= WHAT IS BEING ASKED =
Copy each line of the entries beneath that contains the word "MICE".

#####

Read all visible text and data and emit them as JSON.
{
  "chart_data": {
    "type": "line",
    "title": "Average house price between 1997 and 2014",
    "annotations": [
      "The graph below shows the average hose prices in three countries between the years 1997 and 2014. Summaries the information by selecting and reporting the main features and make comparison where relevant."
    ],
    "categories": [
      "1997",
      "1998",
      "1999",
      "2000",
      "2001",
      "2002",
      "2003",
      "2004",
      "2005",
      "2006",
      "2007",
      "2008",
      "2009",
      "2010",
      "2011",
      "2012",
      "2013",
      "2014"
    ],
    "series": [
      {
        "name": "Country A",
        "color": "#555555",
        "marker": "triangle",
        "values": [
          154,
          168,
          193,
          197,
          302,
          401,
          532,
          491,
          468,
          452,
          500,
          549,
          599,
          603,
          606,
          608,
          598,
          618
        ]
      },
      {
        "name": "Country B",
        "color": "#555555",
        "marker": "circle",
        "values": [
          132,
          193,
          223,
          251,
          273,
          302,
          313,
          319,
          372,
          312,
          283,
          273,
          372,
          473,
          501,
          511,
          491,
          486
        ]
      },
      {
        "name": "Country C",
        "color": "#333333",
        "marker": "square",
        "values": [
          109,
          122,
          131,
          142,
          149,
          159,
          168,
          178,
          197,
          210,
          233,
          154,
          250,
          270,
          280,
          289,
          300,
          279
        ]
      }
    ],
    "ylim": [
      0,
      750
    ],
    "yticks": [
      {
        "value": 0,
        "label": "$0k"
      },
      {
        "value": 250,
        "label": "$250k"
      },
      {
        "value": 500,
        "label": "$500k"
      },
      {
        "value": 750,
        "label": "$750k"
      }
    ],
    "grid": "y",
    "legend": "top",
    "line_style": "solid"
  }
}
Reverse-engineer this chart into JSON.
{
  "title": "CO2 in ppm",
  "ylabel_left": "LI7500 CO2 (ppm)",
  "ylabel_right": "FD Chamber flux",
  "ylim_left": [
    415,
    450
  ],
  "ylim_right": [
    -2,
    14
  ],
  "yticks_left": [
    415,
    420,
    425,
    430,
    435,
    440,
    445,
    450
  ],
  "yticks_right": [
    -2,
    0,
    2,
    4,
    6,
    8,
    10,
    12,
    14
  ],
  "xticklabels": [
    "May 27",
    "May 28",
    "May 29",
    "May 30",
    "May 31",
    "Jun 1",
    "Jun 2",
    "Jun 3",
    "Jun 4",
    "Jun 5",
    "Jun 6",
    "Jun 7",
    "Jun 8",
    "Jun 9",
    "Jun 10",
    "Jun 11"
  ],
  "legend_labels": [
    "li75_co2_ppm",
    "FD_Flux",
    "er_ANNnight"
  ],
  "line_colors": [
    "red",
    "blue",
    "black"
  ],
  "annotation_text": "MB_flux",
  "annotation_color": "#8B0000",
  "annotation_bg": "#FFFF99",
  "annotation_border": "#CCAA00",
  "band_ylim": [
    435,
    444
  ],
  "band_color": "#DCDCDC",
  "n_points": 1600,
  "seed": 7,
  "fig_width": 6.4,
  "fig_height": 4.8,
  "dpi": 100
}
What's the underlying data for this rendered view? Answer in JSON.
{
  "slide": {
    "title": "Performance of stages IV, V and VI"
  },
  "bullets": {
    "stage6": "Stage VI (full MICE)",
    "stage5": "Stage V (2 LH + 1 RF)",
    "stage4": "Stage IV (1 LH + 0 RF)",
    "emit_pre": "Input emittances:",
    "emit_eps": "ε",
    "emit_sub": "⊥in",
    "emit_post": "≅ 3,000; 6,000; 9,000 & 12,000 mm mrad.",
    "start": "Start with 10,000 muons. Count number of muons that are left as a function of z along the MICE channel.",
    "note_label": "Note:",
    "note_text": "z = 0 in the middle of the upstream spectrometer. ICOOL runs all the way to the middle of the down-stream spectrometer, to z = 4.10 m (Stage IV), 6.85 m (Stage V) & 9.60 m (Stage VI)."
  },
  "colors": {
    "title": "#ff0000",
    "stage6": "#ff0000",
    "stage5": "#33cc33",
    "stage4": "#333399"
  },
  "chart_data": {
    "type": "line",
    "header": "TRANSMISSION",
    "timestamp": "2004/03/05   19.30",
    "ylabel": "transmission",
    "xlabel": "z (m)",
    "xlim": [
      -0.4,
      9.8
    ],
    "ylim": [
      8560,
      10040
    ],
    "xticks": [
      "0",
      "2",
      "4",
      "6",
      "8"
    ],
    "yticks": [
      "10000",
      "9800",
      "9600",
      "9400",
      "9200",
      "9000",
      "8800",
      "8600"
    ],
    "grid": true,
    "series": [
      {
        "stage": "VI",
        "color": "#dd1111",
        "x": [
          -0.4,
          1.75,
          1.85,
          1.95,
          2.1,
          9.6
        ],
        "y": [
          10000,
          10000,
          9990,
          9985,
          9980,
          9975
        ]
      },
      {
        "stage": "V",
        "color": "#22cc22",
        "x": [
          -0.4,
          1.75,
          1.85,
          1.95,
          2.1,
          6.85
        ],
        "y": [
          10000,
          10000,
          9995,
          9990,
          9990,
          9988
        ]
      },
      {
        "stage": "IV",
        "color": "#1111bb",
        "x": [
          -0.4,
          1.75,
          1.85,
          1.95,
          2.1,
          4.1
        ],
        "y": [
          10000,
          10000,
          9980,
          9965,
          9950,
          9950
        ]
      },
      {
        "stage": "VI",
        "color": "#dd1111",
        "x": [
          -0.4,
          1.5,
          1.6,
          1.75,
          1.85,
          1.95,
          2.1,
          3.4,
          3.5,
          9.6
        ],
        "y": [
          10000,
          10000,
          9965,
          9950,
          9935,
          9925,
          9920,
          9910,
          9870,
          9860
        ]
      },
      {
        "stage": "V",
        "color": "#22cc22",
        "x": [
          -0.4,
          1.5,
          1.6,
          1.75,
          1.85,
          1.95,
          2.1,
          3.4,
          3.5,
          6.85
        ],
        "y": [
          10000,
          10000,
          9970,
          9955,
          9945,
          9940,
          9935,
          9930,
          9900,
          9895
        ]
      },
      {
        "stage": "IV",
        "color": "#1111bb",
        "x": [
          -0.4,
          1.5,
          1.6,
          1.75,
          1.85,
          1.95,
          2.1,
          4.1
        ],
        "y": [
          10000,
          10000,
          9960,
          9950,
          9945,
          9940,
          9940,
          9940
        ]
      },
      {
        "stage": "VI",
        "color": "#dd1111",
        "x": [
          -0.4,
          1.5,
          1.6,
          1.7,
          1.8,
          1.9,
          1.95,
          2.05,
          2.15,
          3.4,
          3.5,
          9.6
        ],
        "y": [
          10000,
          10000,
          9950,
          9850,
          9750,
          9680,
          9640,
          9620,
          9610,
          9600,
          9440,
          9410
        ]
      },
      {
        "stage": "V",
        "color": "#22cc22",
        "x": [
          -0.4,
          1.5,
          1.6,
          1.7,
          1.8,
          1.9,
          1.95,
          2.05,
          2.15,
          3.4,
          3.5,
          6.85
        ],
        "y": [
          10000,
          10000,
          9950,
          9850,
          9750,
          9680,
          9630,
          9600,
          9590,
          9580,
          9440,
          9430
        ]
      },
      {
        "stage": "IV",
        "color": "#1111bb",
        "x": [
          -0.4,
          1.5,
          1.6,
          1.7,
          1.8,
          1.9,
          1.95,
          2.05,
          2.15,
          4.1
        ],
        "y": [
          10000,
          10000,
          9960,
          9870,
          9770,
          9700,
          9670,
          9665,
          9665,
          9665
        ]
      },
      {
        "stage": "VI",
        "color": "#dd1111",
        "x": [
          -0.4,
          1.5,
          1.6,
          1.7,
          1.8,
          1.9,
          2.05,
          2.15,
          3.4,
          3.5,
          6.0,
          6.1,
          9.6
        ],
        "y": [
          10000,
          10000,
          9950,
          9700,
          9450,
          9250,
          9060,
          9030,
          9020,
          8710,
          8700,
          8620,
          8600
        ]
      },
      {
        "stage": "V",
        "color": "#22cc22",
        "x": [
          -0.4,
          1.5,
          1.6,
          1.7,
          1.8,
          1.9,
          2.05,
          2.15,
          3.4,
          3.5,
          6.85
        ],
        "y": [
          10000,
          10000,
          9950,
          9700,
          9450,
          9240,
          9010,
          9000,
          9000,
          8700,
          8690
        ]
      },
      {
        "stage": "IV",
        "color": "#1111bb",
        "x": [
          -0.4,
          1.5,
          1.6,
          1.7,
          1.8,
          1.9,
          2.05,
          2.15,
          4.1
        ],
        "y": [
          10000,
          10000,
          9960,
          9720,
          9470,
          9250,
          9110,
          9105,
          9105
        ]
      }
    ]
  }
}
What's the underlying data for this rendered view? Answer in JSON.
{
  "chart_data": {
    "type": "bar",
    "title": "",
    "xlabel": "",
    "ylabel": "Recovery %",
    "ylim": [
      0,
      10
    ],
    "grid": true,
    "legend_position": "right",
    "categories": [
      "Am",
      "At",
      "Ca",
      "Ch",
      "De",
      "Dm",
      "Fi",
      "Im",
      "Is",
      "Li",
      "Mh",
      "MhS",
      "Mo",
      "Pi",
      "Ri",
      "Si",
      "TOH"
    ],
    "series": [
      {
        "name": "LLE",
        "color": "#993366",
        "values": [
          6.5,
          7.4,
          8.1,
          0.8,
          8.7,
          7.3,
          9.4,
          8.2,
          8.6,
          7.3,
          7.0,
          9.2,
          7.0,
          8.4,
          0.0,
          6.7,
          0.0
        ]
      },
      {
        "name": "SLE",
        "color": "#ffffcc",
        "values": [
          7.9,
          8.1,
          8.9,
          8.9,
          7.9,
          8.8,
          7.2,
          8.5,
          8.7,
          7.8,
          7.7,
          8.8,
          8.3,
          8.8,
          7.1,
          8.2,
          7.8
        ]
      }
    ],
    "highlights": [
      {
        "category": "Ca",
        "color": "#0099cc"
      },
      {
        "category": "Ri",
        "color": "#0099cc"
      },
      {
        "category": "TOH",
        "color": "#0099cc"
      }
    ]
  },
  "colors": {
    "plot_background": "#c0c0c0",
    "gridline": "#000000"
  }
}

#####

= CORRECT OUTPUT =
    "stage6": "Stage VI (full MICE)",
    "start": "Start with 10,000 muons. Count number of muons that are left as a function of z along the MICE channel.",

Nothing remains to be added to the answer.